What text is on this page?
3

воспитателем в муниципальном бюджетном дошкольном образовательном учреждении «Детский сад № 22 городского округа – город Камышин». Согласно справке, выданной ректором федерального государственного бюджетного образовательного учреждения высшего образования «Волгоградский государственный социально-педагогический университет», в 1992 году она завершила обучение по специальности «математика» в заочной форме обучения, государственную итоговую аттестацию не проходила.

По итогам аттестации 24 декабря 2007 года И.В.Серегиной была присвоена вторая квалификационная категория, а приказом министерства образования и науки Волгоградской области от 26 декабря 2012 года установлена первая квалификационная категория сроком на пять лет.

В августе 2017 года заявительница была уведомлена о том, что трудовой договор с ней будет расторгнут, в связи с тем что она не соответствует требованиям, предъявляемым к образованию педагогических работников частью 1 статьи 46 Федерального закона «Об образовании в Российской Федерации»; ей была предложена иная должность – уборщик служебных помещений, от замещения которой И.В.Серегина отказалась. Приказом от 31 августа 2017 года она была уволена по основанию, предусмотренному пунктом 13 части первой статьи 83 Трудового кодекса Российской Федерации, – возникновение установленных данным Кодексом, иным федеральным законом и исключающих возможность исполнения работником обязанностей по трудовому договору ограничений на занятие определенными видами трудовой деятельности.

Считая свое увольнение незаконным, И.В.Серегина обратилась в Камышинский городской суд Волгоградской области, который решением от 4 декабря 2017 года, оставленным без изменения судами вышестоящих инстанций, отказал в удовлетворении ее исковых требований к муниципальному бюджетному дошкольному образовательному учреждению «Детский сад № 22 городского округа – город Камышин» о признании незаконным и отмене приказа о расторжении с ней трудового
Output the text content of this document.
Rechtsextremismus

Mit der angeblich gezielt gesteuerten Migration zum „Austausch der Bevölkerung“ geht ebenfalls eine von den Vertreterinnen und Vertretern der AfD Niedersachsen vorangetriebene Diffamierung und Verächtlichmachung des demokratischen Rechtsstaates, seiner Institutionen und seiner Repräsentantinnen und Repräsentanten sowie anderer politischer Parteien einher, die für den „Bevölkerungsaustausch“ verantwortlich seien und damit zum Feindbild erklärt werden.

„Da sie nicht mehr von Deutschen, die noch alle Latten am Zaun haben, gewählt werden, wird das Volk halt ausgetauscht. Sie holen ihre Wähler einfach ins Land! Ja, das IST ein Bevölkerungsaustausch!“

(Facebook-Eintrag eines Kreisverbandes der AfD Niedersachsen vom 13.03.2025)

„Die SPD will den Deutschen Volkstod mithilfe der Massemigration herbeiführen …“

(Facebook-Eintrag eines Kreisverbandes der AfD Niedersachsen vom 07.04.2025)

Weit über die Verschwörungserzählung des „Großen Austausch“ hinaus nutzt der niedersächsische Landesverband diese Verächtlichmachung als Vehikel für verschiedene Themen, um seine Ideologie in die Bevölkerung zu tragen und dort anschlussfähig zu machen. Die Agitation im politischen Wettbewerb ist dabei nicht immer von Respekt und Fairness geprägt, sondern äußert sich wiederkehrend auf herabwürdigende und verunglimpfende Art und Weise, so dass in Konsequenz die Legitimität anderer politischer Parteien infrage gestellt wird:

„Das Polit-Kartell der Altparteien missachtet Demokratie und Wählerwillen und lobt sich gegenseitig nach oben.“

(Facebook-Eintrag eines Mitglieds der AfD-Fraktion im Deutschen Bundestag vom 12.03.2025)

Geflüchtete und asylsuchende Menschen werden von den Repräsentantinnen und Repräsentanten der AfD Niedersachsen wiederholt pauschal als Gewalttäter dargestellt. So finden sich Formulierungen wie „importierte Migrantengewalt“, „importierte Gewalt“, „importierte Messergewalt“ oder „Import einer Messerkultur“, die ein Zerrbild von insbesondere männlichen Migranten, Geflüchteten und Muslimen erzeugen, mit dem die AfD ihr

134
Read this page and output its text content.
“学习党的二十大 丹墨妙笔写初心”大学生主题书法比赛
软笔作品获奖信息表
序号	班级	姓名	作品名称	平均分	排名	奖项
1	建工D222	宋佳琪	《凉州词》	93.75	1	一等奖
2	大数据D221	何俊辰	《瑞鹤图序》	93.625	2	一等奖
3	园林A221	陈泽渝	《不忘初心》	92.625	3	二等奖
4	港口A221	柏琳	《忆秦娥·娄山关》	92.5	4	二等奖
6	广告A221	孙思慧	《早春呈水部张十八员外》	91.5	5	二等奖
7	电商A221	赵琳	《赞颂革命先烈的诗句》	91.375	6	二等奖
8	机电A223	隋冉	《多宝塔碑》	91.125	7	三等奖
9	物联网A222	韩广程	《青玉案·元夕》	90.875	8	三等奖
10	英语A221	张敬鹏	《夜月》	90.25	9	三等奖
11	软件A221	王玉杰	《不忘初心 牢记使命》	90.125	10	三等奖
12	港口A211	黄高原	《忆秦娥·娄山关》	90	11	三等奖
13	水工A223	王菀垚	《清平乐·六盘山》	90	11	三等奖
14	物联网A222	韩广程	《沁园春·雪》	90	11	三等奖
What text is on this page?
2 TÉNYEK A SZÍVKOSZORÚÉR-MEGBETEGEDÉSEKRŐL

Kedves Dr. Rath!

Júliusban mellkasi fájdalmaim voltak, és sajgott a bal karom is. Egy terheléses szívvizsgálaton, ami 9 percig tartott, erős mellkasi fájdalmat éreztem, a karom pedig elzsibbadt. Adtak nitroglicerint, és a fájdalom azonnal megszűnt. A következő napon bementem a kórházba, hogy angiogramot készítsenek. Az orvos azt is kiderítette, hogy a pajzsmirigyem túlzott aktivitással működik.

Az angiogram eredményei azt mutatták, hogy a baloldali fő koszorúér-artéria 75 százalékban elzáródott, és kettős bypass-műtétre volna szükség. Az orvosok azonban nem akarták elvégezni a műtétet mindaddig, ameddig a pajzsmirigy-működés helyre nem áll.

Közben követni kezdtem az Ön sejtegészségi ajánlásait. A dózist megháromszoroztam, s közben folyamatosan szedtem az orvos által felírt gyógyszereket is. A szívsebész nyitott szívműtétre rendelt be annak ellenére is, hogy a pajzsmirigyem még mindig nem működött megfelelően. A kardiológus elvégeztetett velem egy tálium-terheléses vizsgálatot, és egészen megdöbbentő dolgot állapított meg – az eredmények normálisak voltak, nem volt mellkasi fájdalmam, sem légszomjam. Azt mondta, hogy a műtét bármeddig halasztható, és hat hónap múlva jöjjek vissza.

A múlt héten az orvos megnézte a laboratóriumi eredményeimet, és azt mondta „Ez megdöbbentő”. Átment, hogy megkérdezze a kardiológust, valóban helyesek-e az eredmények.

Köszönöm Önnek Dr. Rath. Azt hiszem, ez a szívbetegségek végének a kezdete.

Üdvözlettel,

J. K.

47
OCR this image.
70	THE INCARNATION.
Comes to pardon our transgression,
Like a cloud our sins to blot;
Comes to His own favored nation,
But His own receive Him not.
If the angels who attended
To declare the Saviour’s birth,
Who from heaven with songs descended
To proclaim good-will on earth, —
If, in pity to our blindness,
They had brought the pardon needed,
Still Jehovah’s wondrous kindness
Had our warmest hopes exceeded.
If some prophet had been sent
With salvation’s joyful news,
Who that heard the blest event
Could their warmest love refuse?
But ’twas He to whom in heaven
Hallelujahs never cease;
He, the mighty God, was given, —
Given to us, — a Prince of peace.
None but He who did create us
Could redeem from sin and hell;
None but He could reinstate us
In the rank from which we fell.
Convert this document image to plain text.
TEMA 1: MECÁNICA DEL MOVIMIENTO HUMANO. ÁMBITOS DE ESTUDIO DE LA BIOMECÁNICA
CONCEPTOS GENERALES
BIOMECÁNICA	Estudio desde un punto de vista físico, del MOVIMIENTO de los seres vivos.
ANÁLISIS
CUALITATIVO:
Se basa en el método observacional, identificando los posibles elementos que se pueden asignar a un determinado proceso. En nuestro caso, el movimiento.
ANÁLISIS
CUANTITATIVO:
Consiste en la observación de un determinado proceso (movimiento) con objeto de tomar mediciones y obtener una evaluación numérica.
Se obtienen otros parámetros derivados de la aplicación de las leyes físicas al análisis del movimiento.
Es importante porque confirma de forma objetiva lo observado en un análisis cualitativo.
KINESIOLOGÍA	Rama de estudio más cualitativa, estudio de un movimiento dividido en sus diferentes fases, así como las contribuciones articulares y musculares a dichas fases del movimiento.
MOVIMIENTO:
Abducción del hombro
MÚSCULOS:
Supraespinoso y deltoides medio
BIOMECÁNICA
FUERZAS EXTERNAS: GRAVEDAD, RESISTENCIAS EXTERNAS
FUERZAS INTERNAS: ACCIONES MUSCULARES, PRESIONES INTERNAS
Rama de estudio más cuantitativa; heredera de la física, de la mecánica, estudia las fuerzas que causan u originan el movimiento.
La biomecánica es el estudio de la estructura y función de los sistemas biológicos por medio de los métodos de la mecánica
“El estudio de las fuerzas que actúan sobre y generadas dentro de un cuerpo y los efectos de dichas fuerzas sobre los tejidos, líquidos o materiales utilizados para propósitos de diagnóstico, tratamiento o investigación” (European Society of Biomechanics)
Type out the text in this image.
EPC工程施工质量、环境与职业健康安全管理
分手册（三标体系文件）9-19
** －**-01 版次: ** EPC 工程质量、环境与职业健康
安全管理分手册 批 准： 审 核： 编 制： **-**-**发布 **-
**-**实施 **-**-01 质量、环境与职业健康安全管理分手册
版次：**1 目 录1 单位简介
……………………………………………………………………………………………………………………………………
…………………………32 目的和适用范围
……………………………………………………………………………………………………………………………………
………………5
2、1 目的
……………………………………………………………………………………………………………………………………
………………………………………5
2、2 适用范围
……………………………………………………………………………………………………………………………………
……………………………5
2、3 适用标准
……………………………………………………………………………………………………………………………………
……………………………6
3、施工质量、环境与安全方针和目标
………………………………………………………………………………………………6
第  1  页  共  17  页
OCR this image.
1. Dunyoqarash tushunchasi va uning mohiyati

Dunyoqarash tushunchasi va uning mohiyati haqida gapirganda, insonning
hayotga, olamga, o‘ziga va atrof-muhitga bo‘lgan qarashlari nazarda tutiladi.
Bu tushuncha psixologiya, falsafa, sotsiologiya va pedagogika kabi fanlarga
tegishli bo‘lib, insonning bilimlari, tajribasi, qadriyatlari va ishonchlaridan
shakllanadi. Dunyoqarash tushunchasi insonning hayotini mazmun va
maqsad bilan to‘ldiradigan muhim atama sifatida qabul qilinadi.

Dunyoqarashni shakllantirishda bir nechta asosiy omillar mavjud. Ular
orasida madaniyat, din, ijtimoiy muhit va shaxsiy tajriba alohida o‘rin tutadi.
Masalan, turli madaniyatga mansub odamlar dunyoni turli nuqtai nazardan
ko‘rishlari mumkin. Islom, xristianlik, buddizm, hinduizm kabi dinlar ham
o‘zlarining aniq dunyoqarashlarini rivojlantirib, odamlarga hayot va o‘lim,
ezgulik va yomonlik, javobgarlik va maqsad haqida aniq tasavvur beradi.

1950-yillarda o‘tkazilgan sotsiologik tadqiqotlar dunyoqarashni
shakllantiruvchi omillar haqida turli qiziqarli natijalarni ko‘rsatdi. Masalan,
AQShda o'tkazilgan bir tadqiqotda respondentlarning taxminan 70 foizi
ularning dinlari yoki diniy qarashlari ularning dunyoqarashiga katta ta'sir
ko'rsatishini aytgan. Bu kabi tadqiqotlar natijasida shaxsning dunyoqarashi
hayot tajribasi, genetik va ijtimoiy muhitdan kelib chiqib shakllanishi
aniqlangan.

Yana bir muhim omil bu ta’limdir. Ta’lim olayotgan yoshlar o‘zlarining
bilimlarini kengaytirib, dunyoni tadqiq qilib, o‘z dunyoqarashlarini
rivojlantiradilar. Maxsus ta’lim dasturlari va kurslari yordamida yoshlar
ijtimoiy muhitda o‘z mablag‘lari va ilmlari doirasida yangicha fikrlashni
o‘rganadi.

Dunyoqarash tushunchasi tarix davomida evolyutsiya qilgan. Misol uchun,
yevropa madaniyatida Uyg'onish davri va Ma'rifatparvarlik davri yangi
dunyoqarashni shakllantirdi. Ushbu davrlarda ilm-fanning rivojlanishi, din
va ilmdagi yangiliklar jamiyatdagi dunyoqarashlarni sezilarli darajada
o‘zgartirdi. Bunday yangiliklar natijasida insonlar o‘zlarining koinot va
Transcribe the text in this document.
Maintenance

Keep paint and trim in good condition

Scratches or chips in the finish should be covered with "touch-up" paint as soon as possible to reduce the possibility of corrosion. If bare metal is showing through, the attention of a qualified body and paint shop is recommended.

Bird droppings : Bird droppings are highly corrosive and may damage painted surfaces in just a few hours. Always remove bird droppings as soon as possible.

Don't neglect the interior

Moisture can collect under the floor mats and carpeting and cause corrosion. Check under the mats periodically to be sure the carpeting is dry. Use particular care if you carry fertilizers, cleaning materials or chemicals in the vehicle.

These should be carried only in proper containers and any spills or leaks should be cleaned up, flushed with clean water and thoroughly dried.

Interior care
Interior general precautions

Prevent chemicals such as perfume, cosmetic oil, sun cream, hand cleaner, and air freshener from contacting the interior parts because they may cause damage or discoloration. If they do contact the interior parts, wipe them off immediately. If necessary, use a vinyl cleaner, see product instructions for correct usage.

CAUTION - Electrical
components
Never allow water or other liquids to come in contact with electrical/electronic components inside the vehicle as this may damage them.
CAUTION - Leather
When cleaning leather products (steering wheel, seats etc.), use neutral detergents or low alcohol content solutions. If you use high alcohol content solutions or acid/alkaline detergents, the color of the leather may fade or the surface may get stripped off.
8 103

§ **Stated goal**:
Pull out all lines from the listing that contain the string "округа".

§ **Solution**:
воспитателем в муниципальном бюджетном дошкольном образовательном учреждении «Детский сад № 22 городского округа – город Камышин». Согласно справке, выданной ректором федерального государственного бюджетного образовательного учреждения высшего образования «Волгоградский государственный социально-педагогический университет», в 1992 году она завершила обучение по специальности «математика» в заочной форме обучения, государственную итоговую аттестацию не проходила.
Считая свое увольнение незаконным, И.В.Серегина обратилась в Камышинский городской суд Волгоградской области, который решением от 4 декабря 2017 года, оставленным без изменения судами вышестоящих инстанций, отказал в удовлетворении ее исковых требований к муниципальному бюджетному дошкольному образовательному учреждению «Детский сад № 22 городского округа – город Камышин» о признании незаконным и отмене приказа о расторжении с ней трудового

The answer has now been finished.